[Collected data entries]
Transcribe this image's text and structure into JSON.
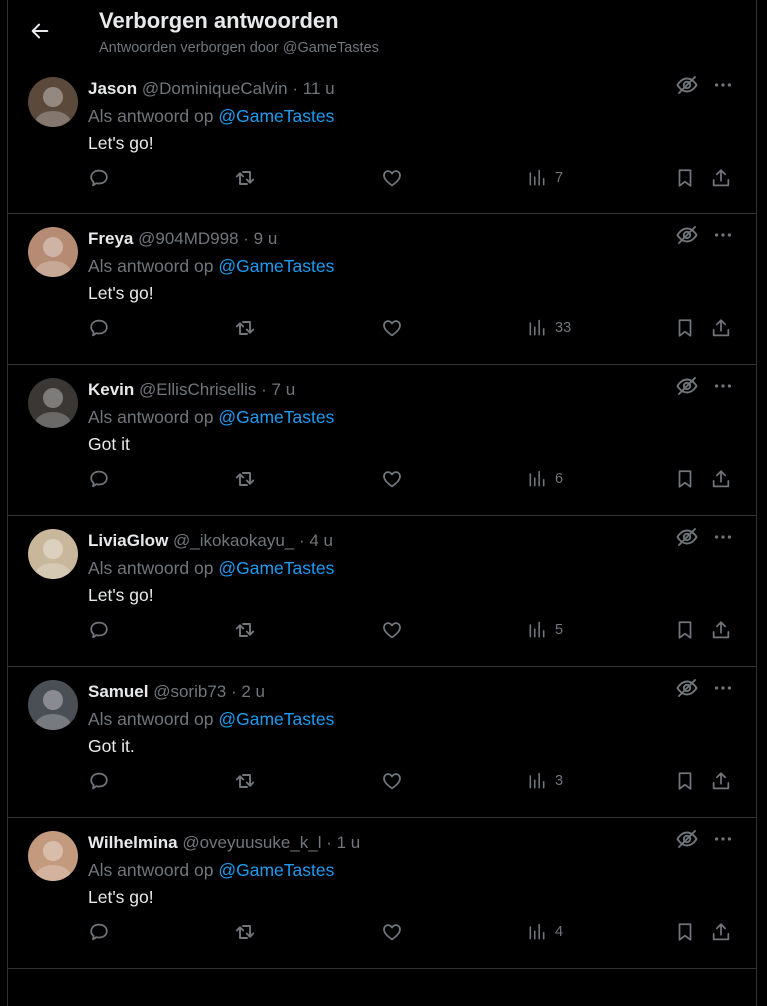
{
  "header": {
    "title": "Verborgen antwoorden",
    "subtitle": "Antwoorden verborgen door @GameTastes"
  },
  "reply_prefix": "Als antwoord op ",
  "reply_to": "@GameTastes",
  "separator": "·",
  "tweets": [
    {
      "name": "Jason",
      "handle": "@DominiqueCalvin",
      "time": "11 u",
      "text": "Let's go!",
      "views": "7",
      "avatar_color": "#5b4a3c"
    },
    {
      "name": "Freya",
      "handle": "@904MD998",
      "time": "9 u",
      "text": "Let's go!",
      "views": "33",
      "avatar_color": "#b58b74"
    },
    {
      "name": "Kevin",
      "handle": "@EllisChrisellis",
      "time": "7 u",
      "text": "Got it",
      "views": "6",
      "avatar_color": "#3a3735"
    },
    {
      "name": "LiviaGlow",
      "handle": "@_ikokaokayu_",
      "time": "4 u",
      "text": "Let's go!",
      "views": "5",
      "avatar_color": "#c9b79b"
    },
    {
      "name": "Samuel",
      "handle": "@sorib73",
      "time": "2 u",
      "text": "Got it.",
      "views": "3",
      "avatar_color": "#4a4e55"
    },
    {
      "name": "Wilhelmina",
      "handle": "@oveyuusuke_k_l",
      "time": "1 u",
      "text": "Let's go!",
      "views": "4",
      "avatar_color": "#c49a7e"
    }
  ],
  "colors": {
    "background": "#000000",
    "text": "#e7e9ea",
    "muted": "#71767b",
    "accent": "#1d9bf0",
    "border": "#2f3336"
  }
}
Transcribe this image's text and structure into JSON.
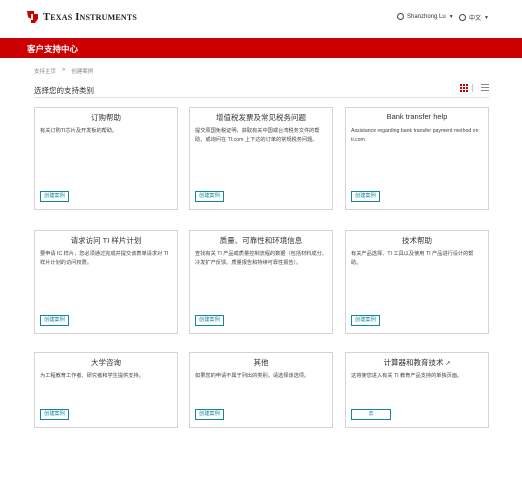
{
  "header": {
    "brand": {
      "prefix": "T",
      "first": "EXAS",
      "second_prefix": "I",
      "second": "NSTRUMENTS"
    },
    "user_name": "Shanzhong Lu",
    "language": "中文"
  },
  "banner": {
    "title": "客户支持中心"
  },
  "breadcrumb": {
    "home": "支持主页",
    "separator": ">",
    "current": "创建案例"
  },
  "page": {
    "title": "选择您的支持类别"
  },
  "colors": {
    "brand_red": "#cc0000",
    "button_teal": "#118899"
  },
  "cards": [
    {
      "title": "订购帮助",
      "desc": "有关订购TI芯片及开发板的帮助。",
      "button": "创建案例"
    },
    {
      "title": "增值税发票及常见税务问题",
      "desc": "提交原国免税证明、获取有关中国或台湾税务文件的帮助、或询问在 TI.com 上下达的订单的常规税务问题。",
      "button": "创建案例"
    },
    {
      "title": "Bank transfer help",
      "desc": "Assistance regarding bank transfer payment method on ti.com.",
      "button": "创建案例"
    },
    {
      "title": "请求访问 TI 样片计划",
      "desc": "要申请 IC 样片，您必须通过完成并提交该表单请求对 TI 样片计划的访问权限。",
      "button": "创建案例"
    },
    {
      "title": "质量、可靠性和环境信息",
      "desc": "查找有关 TI 产品或质量控制流程的数据（包括材料成分、冷发扩产反馈、质量报告和持续可靠性报告）。",
      "button": "创建案例"
    },
    {
      "title": "技术帮助",
      "desc": "有关产品选择、TI 工具以及使用 TI 产品进行设计的帮助。",
      "button": "创建案例"
    },
    {
      "title": "大学咨询",
      "desc": "为工程教育工作者、研究者和学生提供支持。",
      "button": "创建案例"
    },
    {
      "title": "其他",
      "desc": "如果您的申请不属于列出的类别，请选择该选项。",
      "button": "创建案例"
    },
    {
      "title": "计算器和教育技术",
      "desc": "这将使您进入有关 TI 教育产品支持的单独页面。",
      "button": "去"
    }
  ]
}
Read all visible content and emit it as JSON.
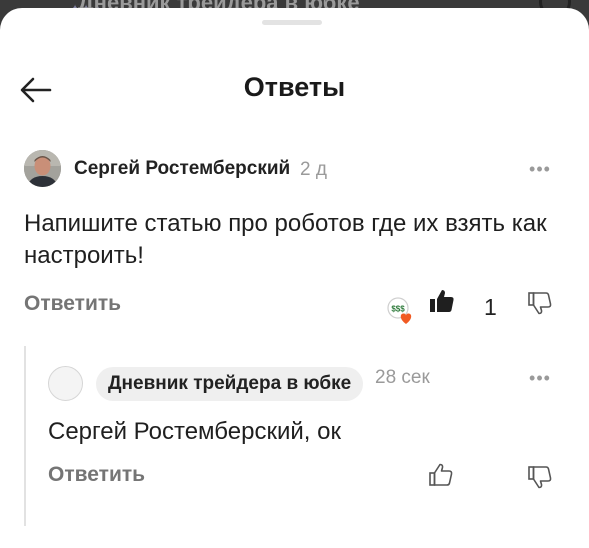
{
  "backdrop": {
    "title": "Дневник трейдера в юбке"
  },
  "header": {
    "title": "Ответы"
  },
  "comment": {
    "author": "Сергей Ростемберский",
    "time": "2 д",
    "text": "Напишите статью про роботов где их взять как настроить!",
    "reply_label": "Ответить",
    "like_count": "1",
    "reaction_badge_text": "$$$"
  },
  "reply": {
    "author": "Дневник трейдера в юбке",
    "time": "28 сек",
    "text": "Сергей Ростемберский, ок",
    "reply_label": "Ответить"
  },
  "colors": {
    "muted": "#9a9a9a",
    "chip_bg": "#efefef",
    "heart": "#f15a22"
  }
}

The task >> Every line in the data above that contains "time" needs to be copied.

Result for this task >>
      "time": "11 u",
      "time": "9 u",
      "time": "7 u",
      "time": "4 u",
      "time": "2 u",
      "time": "1 u",
    "time": "2 д",
    "time": "28 сек",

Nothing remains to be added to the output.